### PROBLEM REQUIREMENTS:
Repeat the data that follows, word for word, without the images.
◇ ◇ ◇ ◇
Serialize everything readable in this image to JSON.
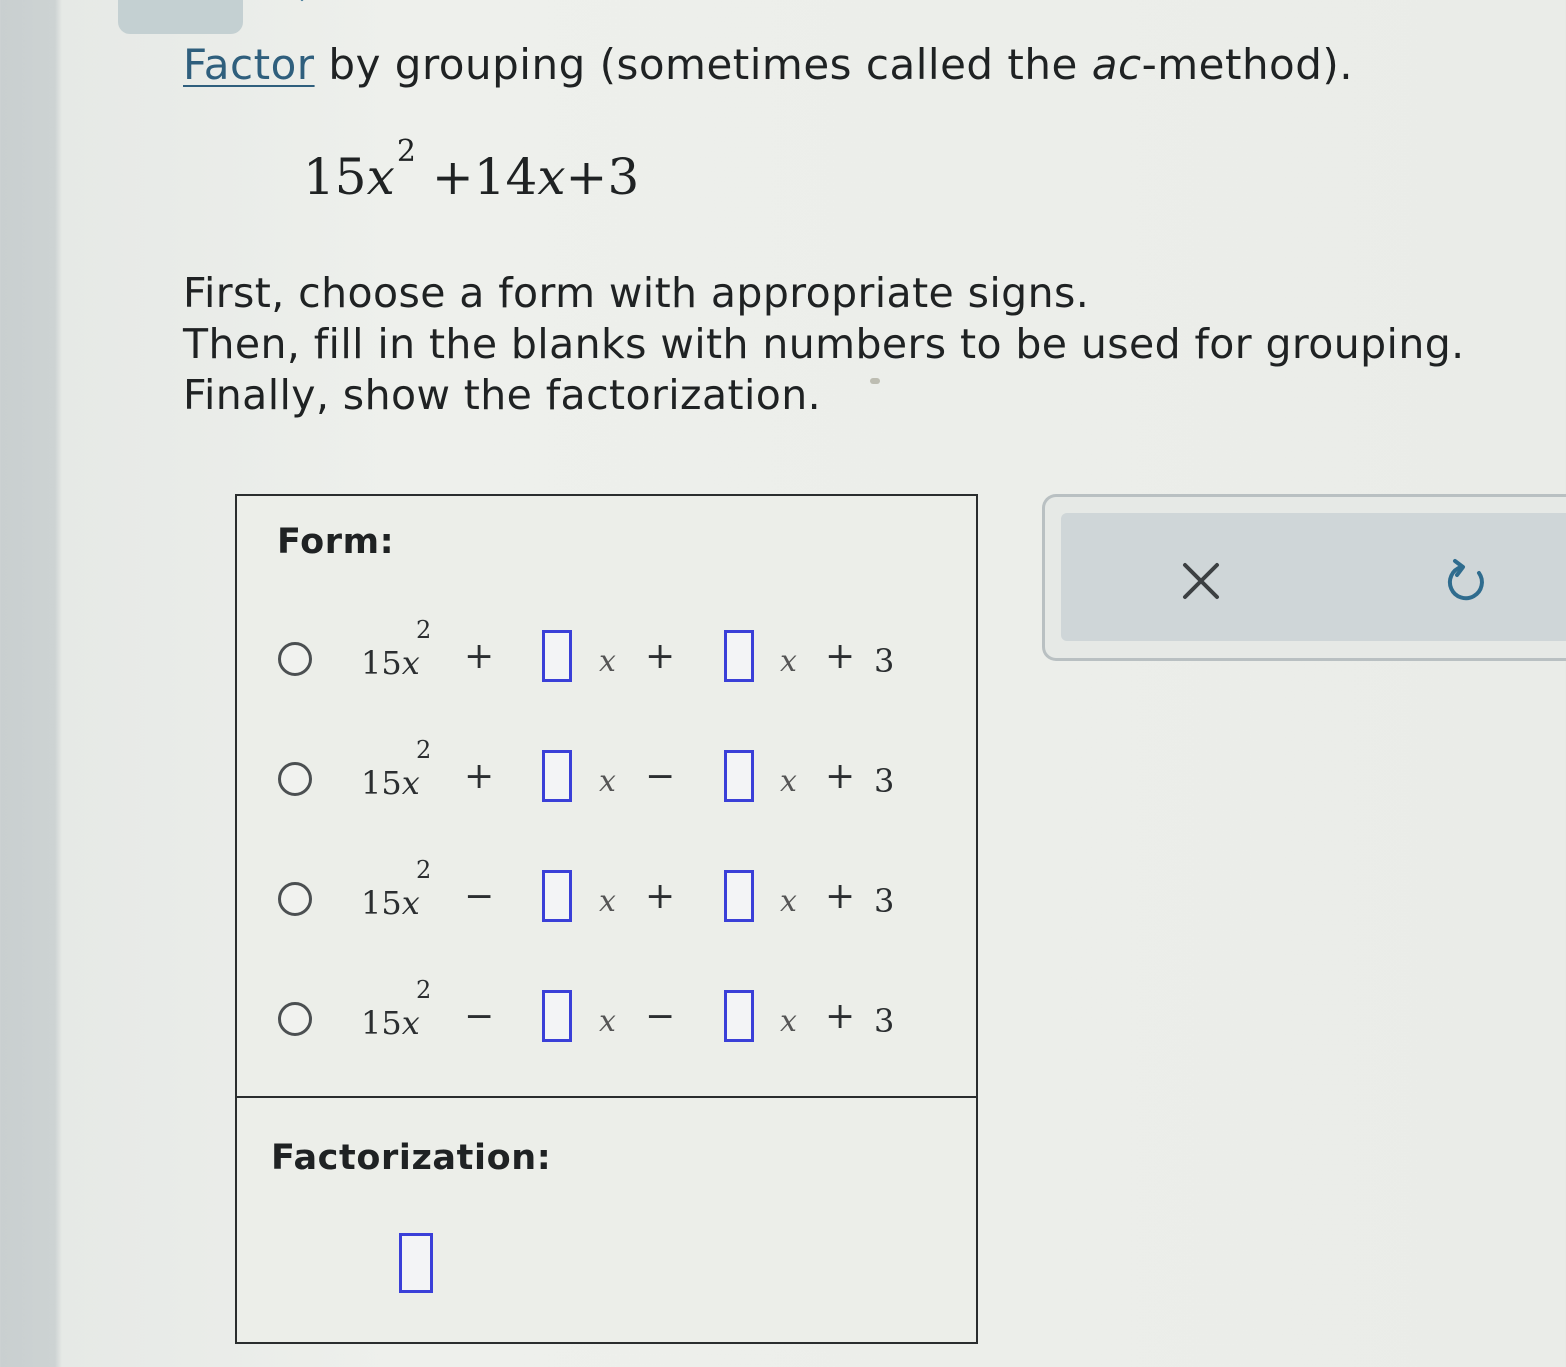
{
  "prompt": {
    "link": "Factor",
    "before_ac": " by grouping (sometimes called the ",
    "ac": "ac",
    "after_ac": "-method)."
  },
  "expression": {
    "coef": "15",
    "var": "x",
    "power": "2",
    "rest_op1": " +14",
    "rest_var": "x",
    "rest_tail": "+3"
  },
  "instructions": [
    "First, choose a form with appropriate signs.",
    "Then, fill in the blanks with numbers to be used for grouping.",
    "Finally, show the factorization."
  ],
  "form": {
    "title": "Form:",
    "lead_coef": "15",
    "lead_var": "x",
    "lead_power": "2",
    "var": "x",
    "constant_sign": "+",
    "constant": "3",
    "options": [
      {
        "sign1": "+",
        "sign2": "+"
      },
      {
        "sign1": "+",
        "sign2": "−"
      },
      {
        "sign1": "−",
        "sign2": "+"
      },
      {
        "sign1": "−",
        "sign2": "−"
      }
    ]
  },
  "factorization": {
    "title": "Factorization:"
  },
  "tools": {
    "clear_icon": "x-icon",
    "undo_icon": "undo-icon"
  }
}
◇ ◇ ◇ ◇
### EXPECTED ANSWER:
Serialize everything readable in this image to JSON.
{
  "prompt": {
    "link": "Factor",
    "before_ac": " by grouping (sometimes called the ",
    "ac": "ac",
    "after_ac": "-method)."
  },
  "expression": {
    "coef": "15",
    "var": "x",
    "power": "2",
    "rest_op1": " +14",
    "rest_var": "x",
    "rest_tail": "+3"
  },
  "instructions": [
    "First, choose a form with appropriate signs.",
    "Then, fill in the blanks with numbers to be used for grouping.",
    "Finally, show the factorization."
  ],
  "form": {
    "title": "Form:",
    "lead_coef": "15",
    "lead_var": "x",
    "lead_power": "2",
    "var": "x",
    "constant_sign": "+",
    "constant": "3",
    "options": [
      {
        "sign1": "+",
        "sign2": "+"
      },
      {
        "sign1": "+",
        "sign2": "−"
      },
      {
        "sign1": "−",
        "sign2": "+"
      },
      {
        "sign1": "−",
        "sign2": "−"
      }
    ]
  },
  "factorization": {
    "title": "Factorization:"
  },
  "tools": {
    "clear_icon": "x-icon",
    "undo_icon": "undo-icon"
  }
}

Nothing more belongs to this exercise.